- Aim: Copy all lines holding the word "ffffff" from the entries.

- Records shown:
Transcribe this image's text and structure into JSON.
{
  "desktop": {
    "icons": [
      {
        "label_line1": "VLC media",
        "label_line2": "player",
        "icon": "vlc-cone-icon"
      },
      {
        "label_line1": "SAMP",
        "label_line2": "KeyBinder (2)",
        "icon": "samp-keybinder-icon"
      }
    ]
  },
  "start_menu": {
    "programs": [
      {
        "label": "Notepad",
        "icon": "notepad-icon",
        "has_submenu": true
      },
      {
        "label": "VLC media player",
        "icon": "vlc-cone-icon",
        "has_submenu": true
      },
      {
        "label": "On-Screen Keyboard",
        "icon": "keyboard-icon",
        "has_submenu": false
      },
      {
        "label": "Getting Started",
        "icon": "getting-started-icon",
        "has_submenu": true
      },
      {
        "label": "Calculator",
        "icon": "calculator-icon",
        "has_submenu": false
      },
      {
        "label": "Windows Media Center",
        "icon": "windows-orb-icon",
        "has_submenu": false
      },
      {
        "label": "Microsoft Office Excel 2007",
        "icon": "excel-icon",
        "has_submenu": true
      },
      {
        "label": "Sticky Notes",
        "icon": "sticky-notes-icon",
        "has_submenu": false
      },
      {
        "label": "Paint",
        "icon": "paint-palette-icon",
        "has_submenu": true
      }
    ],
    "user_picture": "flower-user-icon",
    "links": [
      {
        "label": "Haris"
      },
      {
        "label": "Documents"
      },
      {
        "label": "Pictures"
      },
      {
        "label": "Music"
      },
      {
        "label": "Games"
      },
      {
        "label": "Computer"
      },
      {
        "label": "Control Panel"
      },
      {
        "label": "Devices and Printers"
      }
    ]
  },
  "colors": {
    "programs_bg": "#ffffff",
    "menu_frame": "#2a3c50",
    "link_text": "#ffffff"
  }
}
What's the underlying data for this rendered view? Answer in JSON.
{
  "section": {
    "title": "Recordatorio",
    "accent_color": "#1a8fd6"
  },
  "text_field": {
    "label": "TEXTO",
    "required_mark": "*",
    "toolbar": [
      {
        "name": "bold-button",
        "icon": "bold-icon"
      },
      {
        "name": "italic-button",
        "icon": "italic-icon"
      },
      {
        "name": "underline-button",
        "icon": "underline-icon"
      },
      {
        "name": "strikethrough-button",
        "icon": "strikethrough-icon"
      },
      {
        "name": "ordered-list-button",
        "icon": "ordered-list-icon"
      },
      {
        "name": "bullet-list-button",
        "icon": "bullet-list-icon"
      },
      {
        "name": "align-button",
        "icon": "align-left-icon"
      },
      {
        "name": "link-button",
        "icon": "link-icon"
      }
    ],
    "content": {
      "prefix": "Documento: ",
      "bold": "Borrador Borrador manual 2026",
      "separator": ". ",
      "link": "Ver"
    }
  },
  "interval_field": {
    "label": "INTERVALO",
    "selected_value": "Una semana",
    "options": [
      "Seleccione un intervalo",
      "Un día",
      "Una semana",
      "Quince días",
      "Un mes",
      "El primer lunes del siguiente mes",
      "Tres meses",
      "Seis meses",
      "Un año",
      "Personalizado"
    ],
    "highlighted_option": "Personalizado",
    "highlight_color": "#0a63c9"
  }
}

- Solution:
    "programs_bg": "#ffffff",
    "link_text": "#ffffff"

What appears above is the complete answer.